DO THIS> Only lines with the word "fatal" are needed; collect each of them from the listing below.

DATA ENTRIES>
Begin

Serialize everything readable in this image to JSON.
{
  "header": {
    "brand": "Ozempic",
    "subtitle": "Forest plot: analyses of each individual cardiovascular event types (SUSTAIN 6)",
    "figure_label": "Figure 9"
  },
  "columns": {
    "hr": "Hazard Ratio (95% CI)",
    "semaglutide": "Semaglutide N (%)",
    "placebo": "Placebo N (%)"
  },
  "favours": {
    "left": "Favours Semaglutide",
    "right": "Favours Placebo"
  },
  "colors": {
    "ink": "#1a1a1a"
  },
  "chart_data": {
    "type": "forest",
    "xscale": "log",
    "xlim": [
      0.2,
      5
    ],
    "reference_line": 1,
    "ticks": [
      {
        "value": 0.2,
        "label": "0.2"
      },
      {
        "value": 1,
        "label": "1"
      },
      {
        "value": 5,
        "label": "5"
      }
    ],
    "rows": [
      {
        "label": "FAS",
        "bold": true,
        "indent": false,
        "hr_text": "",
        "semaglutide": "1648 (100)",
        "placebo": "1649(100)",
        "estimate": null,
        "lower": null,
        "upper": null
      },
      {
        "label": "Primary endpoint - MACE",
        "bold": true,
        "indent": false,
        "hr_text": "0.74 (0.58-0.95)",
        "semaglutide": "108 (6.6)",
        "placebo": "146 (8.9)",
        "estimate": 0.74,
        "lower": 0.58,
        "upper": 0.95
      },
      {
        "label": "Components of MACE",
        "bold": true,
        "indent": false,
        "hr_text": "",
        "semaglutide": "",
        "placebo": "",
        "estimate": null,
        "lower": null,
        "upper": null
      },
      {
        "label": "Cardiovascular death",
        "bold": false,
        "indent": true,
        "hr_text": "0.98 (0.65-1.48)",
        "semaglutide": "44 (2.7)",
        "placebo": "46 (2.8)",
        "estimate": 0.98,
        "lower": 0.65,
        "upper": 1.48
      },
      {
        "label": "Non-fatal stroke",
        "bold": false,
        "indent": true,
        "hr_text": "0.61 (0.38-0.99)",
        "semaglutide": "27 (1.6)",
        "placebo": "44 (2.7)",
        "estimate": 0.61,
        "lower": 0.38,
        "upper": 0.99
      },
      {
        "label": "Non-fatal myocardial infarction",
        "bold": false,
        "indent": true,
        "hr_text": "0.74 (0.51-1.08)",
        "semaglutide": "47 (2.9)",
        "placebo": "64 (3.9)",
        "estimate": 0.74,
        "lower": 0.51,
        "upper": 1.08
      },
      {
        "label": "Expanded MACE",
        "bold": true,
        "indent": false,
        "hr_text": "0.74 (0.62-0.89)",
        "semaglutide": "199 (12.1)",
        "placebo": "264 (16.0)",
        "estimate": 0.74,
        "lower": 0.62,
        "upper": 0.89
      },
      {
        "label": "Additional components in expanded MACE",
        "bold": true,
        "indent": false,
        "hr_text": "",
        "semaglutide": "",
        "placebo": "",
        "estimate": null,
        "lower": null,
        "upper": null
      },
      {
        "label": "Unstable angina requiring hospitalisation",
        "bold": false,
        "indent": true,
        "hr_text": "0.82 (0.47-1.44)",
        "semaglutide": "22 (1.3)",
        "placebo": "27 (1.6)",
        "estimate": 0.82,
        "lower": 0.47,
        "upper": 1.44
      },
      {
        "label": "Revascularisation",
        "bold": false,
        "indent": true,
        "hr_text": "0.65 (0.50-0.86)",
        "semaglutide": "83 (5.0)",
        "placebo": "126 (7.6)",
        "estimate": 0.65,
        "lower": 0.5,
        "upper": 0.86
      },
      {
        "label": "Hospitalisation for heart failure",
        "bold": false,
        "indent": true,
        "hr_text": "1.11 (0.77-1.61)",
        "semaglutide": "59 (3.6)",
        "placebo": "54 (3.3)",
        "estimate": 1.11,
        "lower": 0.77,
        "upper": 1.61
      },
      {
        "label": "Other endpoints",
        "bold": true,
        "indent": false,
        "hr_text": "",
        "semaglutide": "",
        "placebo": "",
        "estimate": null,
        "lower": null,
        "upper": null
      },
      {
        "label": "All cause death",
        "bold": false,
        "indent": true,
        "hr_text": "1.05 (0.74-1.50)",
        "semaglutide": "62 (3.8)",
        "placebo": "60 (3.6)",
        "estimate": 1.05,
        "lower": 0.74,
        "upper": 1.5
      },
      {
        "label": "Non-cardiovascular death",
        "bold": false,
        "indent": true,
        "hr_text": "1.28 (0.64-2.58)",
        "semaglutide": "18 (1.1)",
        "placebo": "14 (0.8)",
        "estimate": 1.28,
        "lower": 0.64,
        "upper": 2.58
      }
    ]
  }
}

End

TASK ANSWER>
        "label": "Non-fatal stroke",
        "label": "Non-fatal myocardial infarction",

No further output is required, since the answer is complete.